The problem
Every record should be written out again in full, with no character altered.

Records from a collection of figures
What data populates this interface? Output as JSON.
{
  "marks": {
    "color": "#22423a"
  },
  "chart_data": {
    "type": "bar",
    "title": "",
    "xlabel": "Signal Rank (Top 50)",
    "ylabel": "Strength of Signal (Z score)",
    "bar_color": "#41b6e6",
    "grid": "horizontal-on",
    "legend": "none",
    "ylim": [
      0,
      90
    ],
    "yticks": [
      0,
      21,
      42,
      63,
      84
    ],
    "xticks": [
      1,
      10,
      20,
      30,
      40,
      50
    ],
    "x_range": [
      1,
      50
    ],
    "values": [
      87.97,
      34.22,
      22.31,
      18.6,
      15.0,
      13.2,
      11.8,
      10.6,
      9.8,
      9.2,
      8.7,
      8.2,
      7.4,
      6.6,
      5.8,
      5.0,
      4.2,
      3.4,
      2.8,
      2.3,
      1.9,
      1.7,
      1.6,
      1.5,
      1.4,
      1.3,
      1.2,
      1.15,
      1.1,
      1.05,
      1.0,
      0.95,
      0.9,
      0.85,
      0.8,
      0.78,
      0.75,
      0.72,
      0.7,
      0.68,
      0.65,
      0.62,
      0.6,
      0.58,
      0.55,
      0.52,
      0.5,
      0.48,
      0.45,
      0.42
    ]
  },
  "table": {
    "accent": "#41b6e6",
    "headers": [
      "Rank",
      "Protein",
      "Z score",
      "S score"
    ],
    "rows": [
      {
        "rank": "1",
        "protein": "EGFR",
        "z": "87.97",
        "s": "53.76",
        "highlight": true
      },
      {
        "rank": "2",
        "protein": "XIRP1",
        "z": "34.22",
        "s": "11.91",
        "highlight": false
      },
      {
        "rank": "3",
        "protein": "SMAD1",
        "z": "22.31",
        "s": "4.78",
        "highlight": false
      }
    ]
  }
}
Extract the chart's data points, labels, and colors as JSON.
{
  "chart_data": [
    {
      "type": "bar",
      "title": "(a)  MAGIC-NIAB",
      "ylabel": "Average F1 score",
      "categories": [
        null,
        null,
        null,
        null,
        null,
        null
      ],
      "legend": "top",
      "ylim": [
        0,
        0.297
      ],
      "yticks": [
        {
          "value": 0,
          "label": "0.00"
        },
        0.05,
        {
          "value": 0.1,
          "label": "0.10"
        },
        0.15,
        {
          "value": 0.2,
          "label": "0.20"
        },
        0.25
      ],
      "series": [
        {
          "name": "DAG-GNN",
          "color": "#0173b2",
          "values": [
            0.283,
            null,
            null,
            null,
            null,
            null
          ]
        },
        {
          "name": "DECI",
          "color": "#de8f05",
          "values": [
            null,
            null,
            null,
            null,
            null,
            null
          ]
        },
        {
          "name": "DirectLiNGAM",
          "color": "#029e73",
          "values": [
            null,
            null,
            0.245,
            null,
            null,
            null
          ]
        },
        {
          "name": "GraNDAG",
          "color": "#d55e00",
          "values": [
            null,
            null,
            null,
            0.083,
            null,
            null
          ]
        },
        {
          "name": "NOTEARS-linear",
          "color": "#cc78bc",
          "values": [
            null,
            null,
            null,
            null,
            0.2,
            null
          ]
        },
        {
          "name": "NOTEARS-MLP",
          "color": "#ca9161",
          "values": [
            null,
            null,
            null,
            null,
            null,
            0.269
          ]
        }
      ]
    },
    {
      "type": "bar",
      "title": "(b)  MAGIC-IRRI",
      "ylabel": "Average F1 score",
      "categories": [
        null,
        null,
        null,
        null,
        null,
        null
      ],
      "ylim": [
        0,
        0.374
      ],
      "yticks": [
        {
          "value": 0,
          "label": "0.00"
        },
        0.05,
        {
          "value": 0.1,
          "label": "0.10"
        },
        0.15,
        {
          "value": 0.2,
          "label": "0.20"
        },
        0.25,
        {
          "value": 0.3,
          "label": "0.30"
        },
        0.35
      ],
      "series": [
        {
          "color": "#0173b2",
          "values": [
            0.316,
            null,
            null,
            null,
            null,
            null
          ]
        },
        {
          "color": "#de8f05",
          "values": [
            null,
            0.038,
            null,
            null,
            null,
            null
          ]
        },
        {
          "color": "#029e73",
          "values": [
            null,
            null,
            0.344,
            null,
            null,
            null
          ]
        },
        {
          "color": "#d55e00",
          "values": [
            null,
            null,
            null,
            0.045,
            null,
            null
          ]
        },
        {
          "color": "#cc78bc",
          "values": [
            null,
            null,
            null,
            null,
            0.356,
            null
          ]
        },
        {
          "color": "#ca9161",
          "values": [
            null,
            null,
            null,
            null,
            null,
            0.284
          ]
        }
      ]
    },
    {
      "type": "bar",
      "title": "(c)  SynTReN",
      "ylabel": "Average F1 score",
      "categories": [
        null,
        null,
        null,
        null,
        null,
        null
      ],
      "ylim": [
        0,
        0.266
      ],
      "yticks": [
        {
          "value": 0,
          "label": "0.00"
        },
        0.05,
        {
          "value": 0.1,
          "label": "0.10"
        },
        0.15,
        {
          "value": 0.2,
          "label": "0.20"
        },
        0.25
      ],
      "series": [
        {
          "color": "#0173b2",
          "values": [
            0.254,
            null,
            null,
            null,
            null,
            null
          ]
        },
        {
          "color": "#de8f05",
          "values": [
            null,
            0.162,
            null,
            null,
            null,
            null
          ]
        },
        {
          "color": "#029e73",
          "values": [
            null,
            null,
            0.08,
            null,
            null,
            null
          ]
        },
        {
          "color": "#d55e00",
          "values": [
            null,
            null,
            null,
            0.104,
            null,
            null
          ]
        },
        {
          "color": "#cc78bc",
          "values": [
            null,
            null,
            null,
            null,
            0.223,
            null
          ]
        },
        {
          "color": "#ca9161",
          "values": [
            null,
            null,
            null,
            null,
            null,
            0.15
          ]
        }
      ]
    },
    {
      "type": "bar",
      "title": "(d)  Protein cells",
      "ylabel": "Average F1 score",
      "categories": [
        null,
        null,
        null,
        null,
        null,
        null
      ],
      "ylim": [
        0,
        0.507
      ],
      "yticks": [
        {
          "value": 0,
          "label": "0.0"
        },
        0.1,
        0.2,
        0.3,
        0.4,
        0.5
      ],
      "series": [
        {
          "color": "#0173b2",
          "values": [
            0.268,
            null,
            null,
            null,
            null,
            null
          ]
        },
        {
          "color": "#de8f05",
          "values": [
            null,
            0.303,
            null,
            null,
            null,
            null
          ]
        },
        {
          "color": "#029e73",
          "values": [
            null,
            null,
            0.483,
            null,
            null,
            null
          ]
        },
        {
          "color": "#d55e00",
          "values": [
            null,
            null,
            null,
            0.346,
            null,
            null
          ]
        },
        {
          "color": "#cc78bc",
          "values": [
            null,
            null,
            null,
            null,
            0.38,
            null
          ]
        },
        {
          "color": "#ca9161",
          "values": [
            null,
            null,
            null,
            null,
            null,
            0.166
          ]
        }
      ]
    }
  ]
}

Reply to the task
What data populates this interface? Output as JSON.
{
  "marks": {
    "color": "#22423a"
  },
  "chart_data": {
    "type": "bar",
    "title": "",
    "xlabel": "Signal Rank (Top 50)",
    "ylabel": "Strength of Signal (Z score)",
    "bar_color": "#41b6e6",
    "grid": "horizontal-on",
    "legend": "none",
    "ylim": [
      0,
      90
    ],
    "yticks": [
      0,
      21,
      42,
      63,
      84
    ],
    "xticks": [
      1,
      10,
      20,
      30,
      40,
      50
    ],
    "x_range": [
      1,
      50
    ],
    "values": [
      87.97,
      34.22,
      22.31,
      18.6,
      15.0,
      13.2,
      11.8,
      10.6,
      9.8,
      9.2,
      8.7,
      8.2,
      7.4,
      6.6,
      5.8,
      5.0,
      4.2,
      3.4,
      2.8,
      2.3,
      1.9,
      1.7,
      1.6,
      1.5,
      1.4,
      1.3,
      1.2,
      1.15,
      1.1,
      1.05,
      1.0,
      0.95,
      0.9,
      0.85,
      0.8,
      0.78,
      0.75,
      0.72,
      0.7,
      0.68,
      0.65,
      0.62,
      0.6,
      0.58,
      0.55,
      0.52,
      0.5,
      0.48,
      0.45,
      0.42
    ]
  },
  "table": {
    "accent": "#41b6e6",
    "headers": [
      "Rank",
      "Protein",
      "Z score",
      "S score"
    ],
    "rows": [
      {
        "rank": "1",
        "protein": "EGFR",
        "z": "87.97",
        "s": "53.76",
        "highlight": true
      },
      {
        "rank": "2",
        "protein": "XIRP1",
        "z": "34.22",
        "s": "11.91",
        "highlight": false
      },
      {
        "rank": "3",
        "protein": "SMAD1",
        "z": "22.31",
        "s": "4.78",
        "highlight": false
      }
    ]
  }
}
Extract the chart's data points, labels, and colors as JSON.
{
  "chart_data": [
    {
      "type": "bar",
      "title": "(a)  MAGIC-NIAB",
      "ylabel": "Average F1 score",
      "categories": [
        null,
        null,
        null,
        null,
        null,
        null
      ],
      "legend": "top",
      "ylim": [
        0,
        0.297
      ],
      "yticks": [
        {
          "value": 0,
          "label": "0.00"
        },
        0.05,
        {
          "value": 0.1,
          "label": "0.10"
        },
        0.15,
        {
          "value": 0.2,
          "label": "0.20"
        },
        0.25
      ],
      "series": [
        {
          "name": "DAG-GNN",
          "color": "#0173b2",
          "values": [
            0.283,
            null,
            null,
            null,
            null,
            null
          ]
        },
        {
          "name": "DECI",
          "color": "#de8f05",
          "values": [
            null,
            null,
            null,
            null,
            null,
            null
          ]
        },
        {
          "name": "DirectLiNGAM",
          "color": "#029e73",
          "values": [
            null,
            null,
            0.245,
            null,
            null,
            null
          ]
        },
        {
          "name": "GraNDAG",
          "color": "#d55e00",
          "values": [
            null,
            null,
            null,
            0.083,
            null,
            null
          ]
        },
        {
          "name": "NOTEARS-linear",
          "color": "#cc78bc",
          "values": [
            null,
            null,
            null,
            null,
            0.2,
            null
          ]
        },
        {
          "name": "NOTEARS-MLP",
          "color": "#ca9161",
          "values": [
            null,
            null,
            null,
            null,
            null,
            0.269
          ]
        }
      ]
    },
    {
      "type": "bar",
      "title": "(b)  MAGIC-IRRI",
      "ylabel": "Average F1 score",
      "categories": [
        null,
        null,
        null,
        null,
        null,
        null
      ],
      "ylim": [
        0,
        0.374
      ],
      "yticks": [
        {
          "value": 0,
          "label": "0.00"
        },
        0.05,
        {
          "value": 0.1,
          "label": "0.10"
        },
        0.15,
        {
          "value": 0.2,
          "label": "0.20"
        },
        0.25,
        {
          "value": 0.3,
          "label": "0.30"
        },
        0.35
      ],
      "series": [
        {
          "color": "#0173b2",
          "values": [
            0.316,
            null,
            null,
            null,
            null,
            null
          ]
        },
        {
          "color": "#de8f05",
          "values": [
            null,
            0.038,
            null,
            null,
            null,
            null
          ]
        },
        {
          "color": "#029e73",
          "values": [
            null,
            null,
            0.344,
            null,
            null,
            null
          ]
        },
        {
          "color": "#d55e00",
          "values": [
            null,
            null,
            null,
            0.045,
            null,
            null
          ]
        },
        {
          "color": "#cc78bc",
          "values": [
            null,
            null,
            null,
            null,
            0.356,
            null
          ]
        },
        {
          "color": "#ca9161",
          "values": [
            null,
            null,
            null,
            null,
            null,
            0.284
          ]
        }
      ]
    },
    {
      "type": "bar",
      "title": "(c)  SynTReN",
      "ylabel": "Average F1 score",
      "categories": [
        null,
        null,
        null,
        null,
        null,
        null
      ],
      "ylim": [
        0,
        0.266
      ],
      "yticks": [
        {
          "value": 0,
          "label": "0.00"
        },
        0.05,
        {
          "value": 0.1,
          "label": "0.10"
        },
        0.15,
        {
          "value": 0.2,
          "label": "0.20"
        },
        0.25
      ],
      "series": [
        {
          "color": "#0173b2",
          "values": [
            0.254,
            null,
            null,
            null,
            null,
            null
          ]
        },
        {
          "color": "#de8f05",
          "values": [
            null,
            0.162,
            null,
            null,
            null,
            null
          ]
        },
        {
          "color": "#029e73",
          "values": [
            null,
            null,
            0.08,
            null,
            null,
            null
          ]
        },
        {
          "color": "#d55e00",
          "values": [
            null,
            null,
            null,
            0.104,
            null,
            null
          ]
        },
        {
          "color": "#cc78bc",
          "values": [
            null,
            null,
            null,
            null,
            0.223,
            null
          ]
        },
        {
          "color": "#ca9161",
          "values": [
            null,
            null,
            null,
            null,
            null,
            0.15
          ]
        }
      ]
    },
    {
      "type": "bar",
      "title": "(d)  Protein cells",
      "ylabel": "Average F1 score",
      "categories": [
        null,
        null,
        null,
        null,
        null,
        null
      ],
      "ylim": [
        0,
        0.507
      ],
      "yticks": [
        {
          "value": 0,
          "label": "0.0"
        },
        0.1,
        0.2,
        0.3,
        0.4,
        0.5
      ],
      "series": [
        {
          "color": "#0173b2",
          "values": [
            0.268,
            null,
            null,
            null,
            null,
            null
          ]
        },
        {
          "color": "#de8f05",
          "values": [
            null,
            0.303,
            null,
            null,
            null,
            null
          ]
        },
        {
          "color": "#029e73",
          "values": [
            null,
            null,
            0.483,
            null,
            null,
            null
          ]
        },
        {
          "color": "#d55e00",
          "values": [
            null,
            null,
            null,
            0.346,
            null,
            null
          ]
        },
        {
          "color": "#cc78bc",
          "values": [
            null,
            null,
            null,
            null,
            0.38,
            null
          ]
        },
        {
          "color": "#ca9161",
          "values": [
            null,
            null,
            null,
            null,
            null,
            0.166
          ]
        }
      ]
    }
  ]
}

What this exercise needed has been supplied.